[Saved entries]
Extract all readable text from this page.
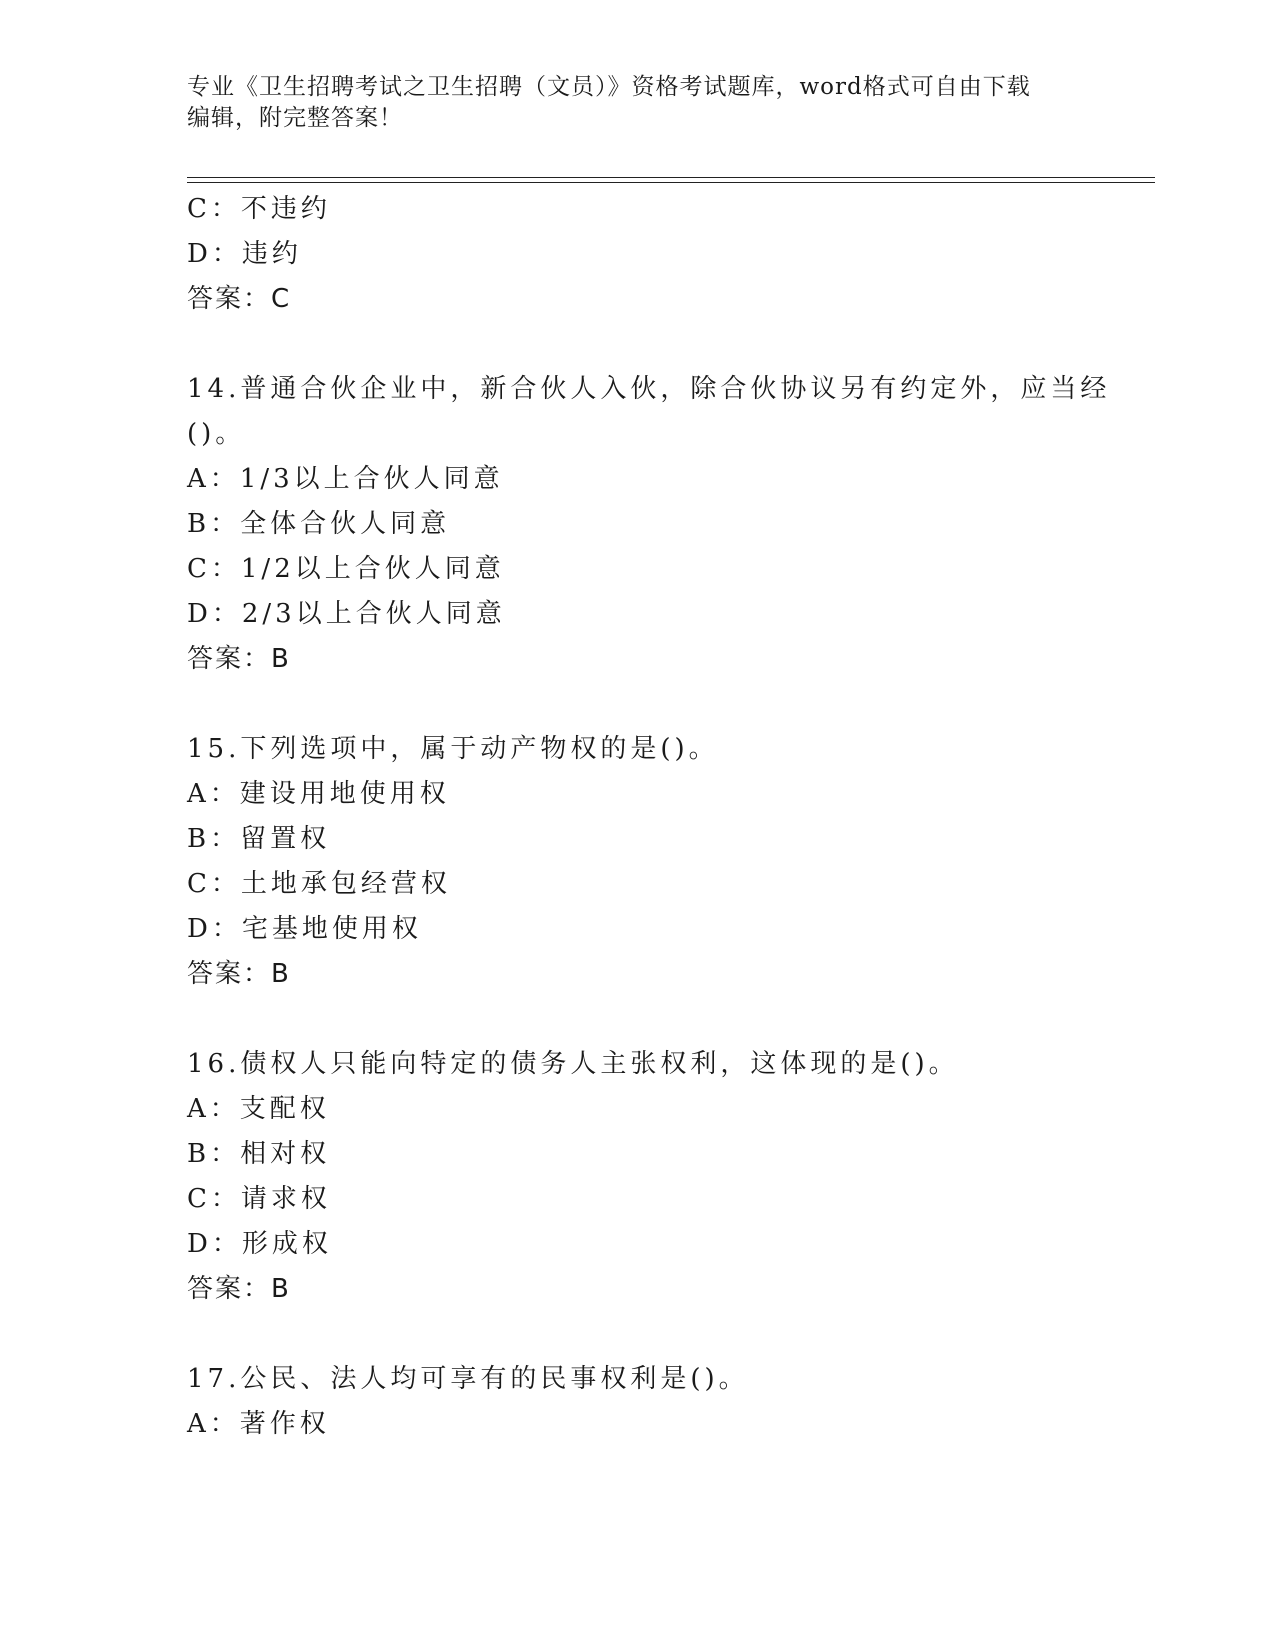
专业《卫生招聘考试之卫生招聘（文员）》资格考试题库，word格式可自由下载
编辑，附完整答案！
C：不违约
D：违约
答案：C
14.普通合伙企业中，新合伙人入伙，除合伙协议另有约定外，应当经
()。
A：1/3以上合伙人同意
B：全体合伙人同意
C：1/2以上合伙人同意
D：2/3以上合伙人同意
答案：B
15.下列选项中，属于动产物权的是()。
A：建设用地使用权
B：留置权
C：土地承包经营权
D：宅基地使用权
答案：B
16.债权人只能向特定的债务人主张权利，这体现的是()。
A：支配权
B：相对权
C：请求权
D：形成权
答案：B
17.公民、法人均可享有的民事权利是()。
A：著作权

• [What the task asks] Copy the material exactly. Do not include the pictures.

• [Answer to the task]
Extract all readable text from this page.
专业《卫生招聘考试之卫生招聘（文员）》资格考试题库，word格式可自由下载
编辑，附完整答案！
C：不违约
D：违约
答案：C
14.普通合伙企业中，新合伙人入伙，除合伙协议另有约定外，应当经
()。
A：1/3以上合伙人同意
B：全体合伙人同意
C：1/2以上合伙人同意
D：2/3以上合伙人同意
答案：B
15.下列选项中，属于动产物权的是()。
A：建设用地使用权
B：留置权
C：土地承包经营权
D：宅基地使用权
答案：B
16.债权人只能向特定的债务人主张权利，这体现的是()。
A：支配权
B：相对权
C：请求权
D：形成权
答案：B
17.公民、法人均可享有的民事权利是()。
A：著作权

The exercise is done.